Instructions to follow
Gather all lines from the material that contain "this".

Some records
'''

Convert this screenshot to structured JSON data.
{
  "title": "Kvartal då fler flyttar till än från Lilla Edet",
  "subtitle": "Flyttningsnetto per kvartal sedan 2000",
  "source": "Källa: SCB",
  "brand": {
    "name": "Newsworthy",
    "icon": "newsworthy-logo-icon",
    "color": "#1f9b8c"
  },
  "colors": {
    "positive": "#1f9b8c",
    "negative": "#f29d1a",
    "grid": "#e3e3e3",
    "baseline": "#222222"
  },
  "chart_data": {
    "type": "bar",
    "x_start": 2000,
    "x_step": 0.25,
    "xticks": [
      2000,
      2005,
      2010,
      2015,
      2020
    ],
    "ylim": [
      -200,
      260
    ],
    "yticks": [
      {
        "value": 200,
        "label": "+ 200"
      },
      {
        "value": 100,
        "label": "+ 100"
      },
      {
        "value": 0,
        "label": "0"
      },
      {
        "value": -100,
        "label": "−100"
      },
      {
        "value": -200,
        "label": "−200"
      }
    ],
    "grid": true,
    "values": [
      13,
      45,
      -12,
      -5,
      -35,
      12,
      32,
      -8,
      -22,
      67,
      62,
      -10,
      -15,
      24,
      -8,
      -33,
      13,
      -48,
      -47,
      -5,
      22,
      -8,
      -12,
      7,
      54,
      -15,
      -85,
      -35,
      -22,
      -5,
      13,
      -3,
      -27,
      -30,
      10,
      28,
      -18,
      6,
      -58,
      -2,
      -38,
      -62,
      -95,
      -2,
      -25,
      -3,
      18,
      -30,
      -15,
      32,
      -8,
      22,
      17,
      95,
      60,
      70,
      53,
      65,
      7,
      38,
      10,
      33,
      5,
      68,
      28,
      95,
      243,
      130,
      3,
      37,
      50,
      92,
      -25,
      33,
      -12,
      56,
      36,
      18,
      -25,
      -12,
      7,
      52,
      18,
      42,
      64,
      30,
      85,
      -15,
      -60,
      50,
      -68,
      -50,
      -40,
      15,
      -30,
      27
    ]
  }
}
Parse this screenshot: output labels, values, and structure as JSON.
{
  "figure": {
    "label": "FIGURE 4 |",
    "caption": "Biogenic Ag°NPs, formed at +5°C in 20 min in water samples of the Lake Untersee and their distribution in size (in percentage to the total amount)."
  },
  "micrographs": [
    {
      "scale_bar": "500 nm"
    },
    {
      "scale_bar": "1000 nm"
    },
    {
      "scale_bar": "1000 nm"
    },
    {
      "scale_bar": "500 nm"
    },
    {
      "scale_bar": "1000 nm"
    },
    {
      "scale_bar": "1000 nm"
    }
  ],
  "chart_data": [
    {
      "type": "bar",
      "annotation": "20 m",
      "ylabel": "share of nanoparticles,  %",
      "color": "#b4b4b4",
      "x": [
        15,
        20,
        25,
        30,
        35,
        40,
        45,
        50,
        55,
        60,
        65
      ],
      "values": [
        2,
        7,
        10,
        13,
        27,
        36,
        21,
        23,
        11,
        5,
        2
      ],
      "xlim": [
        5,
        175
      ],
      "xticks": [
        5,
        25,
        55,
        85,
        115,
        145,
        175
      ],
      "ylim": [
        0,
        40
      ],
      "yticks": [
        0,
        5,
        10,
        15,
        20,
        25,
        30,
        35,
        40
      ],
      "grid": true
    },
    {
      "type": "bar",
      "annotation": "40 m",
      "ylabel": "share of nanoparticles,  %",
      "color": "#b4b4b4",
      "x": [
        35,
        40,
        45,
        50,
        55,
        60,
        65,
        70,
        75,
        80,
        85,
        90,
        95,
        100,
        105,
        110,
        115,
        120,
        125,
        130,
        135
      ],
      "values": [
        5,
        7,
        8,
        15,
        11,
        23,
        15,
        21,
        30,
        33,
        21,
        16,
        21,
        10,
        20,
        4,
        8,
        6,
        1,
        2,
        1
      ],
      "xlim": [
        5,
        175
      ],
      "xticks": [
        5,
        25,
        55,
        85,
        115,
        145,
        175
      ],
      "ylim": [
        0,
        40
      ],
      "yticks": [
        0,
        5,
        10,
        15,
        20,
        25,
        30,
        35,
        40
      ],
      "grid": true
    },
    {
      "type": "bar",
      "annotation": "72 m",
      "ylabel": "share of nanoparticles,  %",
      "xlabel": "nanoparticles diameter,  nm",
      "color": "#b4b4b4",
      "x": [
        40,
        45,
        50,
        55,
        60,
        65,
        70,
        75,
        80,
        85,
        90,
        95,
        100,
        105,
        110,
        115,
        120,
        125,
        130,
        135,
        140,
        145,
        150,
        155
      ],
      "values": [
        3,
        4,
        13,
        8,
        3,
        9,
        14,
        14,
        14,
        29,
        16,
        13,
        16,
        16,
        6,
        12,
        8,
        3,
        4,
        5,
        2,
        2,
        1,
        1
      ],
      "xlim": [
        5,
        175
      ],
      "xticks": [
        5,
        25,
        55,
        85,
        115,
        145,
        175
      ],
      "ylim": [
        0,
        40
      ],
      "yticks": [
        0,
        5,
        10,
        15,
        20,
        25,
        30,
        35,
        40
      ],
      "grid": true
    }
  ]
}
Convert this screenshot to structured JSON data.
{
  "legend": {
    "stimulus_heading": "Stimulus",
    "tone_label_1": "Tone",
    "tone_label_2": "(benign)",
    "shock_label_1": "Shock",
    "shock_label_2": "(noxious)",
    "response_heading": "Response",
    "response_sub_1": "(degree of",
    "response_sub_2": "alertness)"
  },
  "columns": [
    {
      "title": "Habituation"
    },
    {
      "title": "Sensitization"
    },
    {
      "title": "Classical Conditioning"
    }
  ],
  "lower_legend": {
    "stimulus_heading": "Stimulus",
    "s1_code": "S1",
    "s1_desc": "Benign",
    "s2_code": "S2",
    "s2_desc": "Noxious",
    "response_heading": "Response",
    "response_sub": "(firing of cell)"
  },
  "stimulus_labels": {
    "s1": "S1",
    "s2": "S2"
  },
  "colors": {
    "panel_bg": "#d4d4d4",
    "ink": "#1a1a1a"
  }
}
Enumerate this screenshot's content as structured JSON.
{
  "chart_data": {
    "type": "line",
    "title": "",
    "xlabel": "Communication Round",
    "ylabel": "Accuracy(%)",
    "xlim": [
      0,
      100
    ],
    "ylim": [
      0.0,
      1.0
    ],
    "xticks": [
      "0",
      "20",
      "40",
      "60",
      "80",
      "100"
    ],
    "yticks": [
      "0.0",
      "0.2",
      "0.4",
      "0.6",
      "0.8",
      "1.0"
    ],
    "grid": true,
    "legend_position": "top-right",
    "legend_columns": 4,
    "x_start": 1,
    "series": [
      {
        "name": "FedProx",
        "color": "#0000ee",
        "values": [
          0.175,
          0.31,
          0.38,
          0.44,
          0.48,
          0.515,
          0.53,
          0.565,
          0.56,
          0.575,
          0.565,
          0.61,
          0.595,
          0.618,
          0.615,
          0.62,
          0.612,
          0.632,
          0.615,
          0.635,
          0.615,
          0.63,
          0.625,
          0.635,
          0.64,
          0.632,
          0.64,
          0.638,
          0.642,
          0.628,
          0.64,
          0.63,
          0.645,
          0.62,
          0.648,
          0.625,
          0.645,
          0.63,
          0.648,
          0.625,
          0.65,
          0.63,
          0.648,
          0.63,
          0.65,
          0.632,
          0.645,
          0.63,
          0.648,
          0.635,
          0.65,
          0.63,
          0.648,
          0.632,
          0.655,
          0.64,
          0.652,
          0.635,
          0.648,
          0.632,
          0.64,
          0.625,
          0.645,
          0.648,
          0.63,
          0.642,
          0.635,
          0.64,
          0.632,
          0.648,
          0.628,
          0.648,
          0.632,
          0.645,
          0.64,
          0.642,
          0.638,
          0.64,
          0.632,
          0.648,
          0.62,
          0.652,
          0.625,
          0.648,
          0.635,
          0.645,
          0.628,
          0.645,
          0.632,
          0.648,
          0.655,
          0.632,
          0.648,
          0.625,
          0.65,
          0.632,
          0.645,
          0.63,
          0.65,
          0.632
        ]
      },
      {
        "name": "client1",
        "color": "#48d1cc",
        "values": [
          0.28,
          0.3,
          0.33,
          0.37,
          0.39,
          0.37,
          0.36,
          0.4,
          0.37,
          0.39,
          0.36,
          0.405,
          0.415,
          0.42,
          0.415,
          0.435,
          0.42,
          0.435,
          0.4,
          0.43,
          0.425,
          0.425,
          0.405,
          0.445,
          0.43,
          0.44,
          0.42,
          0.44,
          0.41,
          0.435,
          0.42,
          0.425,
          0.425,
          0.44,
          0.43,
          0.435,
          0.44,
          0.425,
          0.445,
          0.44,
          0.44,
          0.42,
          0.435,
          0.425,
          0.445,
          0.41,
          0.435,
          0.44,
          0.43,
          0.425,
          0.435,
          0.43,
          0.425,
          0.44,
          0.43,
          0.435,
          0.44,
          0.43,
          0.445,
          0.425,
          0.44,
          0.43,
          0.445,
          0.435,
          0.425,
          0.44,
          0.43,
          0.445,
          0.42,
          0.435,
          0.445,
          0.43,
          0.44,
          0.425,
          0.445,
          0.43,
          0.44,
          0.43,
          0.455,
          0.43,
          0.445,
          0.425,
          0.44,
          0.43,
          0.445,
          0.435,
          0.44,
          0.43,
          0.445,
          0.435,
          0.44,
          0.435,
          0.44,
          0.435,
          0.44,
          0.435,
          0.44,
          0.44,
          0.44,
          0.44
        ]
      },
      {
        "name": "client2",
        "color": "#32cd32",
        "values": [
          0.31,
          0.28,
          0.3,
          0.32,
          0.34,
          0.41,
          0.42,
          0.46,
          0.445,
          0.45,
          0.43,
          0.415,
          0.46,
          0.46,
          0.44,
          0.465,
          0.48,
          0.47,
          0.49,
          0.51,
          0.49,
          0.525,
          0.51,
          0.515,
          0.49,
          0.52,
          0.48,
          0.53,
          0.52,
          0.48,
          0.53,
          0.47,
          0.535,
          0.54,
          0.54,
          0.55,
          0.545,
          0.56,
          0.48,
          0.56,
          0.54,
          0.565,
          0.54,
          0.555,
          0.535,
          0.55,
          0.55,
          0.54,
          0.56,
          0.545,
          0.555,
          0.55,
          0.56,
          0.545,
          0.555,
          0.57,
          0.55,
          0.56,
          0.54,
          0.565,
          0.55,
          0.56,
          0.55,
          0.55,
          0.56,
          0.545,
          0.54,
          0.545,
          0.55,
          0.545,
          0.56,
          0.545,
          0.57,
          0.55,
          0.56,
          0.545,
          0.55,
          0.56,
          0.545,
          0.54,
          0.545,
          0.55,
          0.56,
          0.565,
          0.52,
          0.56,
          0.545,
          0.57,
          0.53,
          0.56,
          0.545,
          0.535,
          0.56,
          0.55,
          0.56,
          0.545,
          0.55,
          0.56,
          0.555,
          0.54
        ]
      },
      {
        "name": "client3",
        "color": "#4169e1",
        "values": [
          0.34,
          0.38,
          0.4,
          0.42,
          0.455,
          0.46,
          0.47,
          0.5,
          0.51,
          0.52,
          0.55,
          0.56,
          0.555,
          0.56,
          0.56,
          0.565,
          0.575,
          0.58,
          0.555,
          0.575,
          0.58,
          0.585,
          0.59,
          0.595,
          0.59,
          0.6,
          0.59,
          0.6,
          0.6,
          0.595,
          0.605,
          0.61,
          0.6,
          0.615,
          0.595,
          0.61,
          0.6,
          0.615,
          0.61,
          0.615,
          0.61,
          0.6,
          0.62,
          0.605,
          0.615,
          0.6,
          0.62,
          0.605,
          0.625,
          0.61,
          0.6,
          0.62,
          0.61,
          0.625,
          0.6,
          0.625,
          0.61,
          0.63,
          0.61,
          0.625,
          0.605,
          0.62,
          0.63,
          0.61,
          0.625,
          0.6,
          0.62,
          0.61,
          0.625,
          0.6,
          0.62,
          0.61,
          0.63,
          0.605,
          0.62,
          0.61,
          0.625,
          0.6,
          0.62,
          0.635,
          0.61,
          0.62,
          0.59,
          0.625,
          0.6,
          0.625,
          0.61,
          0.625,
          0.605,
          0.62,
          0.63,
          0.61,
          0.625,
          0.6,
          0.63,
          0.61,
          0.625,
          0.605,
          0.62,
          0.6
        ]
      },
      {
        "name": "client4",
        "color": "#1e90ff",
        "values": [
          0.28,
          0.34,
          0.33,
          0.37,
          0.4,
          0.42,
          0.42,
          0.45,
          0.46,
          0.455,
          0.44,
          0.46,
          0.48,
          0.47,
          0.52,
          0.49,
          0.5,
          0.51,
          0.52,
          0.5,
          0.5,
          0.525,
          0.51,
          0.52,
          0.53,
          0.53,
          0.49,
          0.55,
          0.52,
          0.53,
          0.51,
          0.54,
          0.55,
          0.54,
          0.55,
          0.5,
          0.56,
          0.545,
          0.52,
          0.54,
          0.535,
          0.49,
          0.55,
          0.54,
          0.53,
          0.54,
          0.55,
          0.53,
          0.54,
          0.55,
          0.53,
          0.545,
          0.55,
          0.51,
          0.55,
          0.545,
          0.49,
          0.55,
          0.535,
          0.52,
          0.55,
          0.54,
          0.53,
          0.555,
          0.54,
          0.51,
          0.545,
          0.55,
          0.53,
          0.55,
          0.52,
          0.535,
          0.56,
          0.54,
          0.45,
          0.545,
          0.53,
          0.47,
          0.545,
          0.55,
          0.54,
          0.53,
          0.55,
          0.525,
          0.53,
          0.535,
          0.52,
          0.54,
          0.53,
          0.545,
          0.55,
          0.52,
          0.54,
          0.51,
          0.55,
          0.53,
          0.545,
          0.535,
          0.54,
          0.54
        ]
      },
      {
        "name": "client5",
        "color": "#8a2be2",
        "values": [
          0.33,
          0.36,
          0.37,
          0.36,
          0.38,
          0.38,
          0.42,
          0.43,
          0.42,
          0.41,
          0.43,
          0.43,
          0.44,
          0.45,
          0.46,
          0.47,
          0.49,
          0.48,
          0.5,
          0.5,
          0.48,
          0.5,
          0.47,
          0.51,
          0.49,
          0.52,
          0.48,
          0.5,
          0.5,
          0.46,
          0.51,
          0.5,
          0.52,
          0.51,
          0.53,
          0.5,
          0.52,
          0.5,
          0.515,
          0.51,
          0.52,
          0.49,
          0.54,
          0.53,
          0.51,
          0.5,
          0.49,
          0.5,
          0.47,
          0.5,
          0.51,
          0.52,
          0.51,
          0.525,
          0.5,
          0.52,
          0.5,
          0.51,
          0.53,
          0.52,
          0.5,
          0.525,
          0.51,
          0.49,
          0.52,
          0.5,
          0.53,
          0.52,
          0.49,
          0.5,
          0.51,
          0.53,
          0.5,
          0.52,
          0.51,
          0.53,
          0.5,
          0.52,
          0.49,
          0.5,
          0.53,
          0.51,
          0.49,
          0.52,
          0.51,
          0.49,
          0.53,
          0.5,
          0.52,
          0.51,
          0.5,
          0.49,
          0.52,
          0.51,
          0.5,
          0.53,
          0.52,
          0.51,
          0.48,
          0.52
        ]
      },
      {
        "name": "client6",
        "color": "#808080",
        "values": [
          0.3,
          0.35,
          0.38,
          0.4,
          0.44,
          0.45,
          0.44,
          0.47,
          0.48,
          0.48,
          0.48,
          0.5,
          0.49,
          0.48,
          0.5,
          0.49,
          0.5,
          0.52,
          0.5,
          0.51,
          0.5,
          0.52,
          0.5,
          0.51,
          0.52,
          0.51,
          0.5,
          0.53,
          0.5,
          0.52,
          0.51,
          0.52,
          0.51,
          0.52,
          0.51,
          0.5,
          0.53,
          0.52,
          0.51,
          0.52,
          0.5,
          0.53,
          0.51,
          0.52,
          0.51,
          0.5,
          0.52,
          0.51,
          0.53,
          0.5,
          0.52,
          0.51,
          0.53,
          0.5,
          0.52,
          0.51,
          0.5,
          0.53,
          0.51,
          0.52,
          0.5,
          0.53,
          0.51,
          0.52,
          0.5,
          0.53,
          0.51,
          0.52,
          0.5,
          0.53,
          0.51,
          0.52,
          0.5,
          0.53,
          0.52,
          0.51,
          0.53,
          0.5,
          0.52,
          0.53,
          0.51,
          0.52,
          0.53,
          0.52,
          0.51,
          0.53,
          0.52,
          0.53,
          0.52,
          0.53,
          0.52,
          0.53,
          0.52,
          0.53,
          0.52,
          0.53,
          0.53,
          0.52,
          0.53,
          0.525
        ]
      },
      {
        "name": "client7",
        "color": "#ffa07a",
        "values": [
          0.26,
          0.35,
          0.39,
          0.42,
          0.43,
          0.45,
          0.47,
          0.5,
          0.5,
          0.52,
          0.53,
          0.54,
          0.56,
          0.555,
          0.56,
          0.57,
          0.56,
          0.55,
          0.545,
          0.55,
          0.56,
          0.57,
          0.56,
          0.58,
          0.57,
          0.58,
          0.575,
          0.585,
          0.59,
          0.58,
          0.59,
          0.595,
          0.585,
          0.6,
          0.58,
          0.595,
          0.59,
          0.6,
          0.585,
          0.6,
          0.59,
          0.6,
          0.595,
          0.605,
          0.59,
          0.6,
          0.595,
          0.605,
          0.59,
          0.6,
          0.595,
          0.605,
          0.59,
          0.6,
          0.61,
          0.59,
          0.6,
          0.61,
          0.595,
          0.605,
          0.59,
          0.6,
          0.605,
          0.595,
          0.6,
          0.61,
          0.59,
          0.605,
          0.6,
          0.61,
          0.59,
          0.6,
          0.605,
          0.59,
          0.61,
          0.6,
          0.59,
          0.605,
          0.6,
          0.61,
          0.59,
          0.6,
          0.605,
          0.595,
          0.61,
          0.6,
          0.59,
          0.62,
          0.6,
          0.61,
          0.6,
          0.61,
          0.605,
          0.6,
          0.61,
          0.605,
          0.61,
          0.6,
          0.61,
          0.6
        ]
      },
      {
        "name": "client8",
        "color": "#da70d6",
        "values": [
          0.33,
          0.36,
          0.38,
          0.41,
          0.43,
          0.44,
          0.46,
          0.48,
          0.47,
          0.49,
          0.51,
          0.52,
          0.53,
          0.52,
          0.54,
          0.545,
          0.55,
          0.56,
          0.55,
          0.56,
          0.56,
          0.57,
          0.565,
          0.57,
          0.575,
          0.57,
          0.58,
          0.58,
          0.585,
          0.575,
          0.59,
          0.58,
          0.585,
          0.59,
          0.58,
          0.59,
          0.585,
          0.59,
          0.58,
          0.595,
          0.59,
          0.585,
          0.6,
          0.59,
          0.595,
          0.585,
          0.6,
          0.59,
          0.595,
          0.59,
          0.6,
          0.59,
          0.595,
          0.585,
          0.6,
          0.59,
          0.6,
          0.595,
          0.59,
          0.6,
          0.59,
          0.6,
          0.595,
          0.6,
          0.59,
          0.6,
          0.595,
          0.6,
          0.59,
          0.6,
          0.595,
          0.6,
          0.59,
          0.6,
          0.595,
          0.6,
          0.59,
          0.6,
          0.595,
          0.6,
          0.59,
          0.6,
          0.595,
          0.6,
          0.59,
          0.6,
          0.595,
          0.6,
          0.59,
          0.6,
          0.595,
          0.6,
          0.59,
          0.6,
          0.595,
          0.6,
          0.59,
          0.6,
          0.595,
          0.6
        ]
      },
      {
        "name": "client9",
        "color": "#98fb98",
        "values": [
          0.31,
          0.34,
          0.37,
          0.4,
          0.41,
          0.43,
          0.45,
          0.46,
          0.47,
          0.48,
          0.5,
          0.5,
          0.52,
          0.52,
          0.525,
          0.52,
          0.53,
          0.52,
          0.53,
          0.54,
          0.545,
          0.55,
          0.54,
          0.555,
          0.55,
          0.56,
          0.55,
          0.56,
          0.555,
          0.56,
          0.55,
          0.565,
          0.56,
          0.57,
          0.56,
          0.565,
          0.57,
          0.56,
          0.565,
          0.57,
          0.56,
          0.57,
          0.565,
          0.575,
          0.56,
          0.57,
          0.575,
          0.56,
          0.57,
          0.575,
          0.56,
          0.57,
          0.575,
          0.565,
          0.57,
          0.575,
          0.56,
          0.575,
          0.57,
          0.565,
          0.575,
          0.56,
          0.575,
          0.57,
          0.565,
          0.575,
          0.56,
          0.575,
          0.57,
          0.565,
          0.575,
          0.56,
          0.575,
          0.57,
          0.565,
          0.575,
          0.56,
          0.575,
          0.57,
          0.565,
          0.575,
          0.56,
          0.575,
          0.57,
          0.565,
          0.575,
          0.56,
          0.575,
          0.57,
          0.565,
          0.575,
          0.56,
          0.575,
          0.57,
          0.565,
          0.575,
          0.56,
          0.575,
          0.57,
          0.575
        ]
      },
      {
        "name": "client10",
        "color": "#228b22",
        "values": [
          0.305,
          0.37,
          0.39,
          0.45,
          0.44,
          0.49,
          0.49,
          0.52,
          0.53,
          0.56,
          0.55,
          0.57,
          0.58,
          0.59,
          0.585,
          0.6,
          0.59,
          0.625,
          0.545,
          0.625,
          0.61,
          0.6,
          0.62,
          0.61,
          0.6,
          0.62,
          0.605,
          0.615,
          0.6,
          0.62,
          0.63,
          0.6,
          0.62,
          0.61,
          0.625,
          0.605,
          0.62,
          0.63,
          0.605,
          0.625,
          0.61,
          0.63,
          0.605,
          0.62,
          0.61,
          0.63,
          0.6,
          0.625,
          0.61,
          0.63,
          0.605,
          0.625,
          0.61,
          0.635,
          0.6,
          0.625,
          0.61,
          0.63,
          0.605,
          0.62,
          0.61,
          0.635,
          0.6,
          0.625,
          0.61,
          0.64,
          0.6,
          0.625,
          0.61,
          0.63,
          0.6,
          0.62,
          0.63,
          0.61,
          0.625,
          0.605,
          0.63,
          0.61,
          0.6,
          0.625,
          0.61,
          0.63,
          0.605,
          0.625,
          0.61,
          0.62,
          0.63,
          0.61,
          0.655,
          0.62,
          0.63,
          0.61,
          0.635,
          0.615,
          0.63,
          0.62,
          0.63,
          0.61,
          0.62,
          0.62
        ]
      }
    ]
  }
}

'''

Answer to the problem
Convert this screenshot to structured JSON data.
Parse this screenshot: output labels, values, and structure as JSON.
Convert this screenshot to structured JSON data.
Enumerate this screenshot's content as structured JSON.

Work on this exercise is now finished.